Work required → Find each line with the word "data" and copy it.

Records for the task →
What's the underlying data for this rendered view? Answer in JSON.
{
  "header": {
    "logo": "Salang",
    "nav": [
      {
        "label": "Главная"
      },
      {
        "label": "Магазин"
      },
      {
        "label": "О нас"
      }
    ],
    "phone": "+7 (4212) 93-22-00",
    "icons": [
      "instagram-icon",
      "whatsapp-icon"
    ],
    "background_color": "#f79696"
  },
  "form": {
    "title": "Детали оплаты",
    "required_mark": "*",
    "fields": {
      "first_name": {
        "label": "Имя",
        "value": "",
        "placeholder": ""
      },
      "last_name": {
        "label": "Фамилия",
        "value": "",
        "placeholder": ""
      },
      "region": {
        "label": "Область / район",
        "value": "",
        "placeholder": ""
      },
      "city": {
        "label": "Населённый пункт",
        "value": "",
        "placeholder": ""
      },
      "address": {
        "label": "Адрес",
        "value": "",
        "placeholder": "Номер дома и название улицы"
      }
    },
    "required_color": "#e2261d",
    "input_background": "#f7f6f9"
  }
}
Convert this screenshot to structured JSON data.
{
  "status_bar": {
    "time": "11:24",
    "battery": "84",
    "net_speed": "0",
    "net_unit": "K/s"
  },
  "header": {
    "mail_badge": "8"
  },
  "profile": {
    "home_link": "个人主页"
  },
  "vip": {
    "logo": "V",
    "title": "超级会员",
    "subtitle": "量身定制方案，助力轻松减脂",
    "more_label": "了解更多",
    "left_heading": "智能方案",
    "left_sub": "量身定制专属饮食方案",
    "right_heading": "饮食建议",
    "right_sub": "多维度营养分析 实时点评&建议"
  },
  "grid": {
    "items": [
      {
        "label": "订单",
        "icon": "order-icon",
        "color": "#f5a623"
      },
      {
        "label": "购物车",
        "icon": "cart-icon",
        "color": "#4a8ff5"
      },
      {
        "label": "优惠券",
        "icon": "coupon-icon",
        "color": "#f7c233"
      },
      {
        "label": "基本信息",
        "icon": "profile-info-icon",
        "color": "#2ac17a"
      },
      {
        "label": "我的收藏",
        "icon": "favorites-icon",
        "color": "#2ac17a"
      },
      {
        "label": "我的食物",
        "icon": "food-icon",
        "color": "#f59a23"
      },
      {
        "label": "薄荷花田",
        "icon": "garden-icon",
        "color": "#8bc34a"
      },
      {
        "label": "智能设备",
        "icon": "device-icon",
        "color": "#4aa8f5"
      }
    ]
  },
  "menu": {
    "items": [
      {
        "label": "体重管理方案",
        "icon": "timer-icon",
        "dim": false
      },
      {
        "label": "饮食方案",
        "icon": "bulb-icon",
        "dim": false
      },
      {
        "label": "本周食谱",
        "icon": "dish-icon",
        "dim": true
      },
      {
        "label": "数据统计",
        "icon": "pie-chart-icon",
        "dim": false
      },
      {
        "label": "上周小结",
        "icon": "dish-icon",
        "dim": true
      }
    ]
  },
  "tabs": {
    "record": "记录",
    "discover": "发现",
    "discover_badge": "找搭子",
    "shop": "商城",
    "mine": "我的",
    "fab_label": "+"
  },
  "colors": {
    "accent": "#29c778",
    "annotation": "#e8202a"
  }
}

Reply →
What's the underlying data for this rendered view? Answer in JSON.
Convert this screenshot to structured JSON data.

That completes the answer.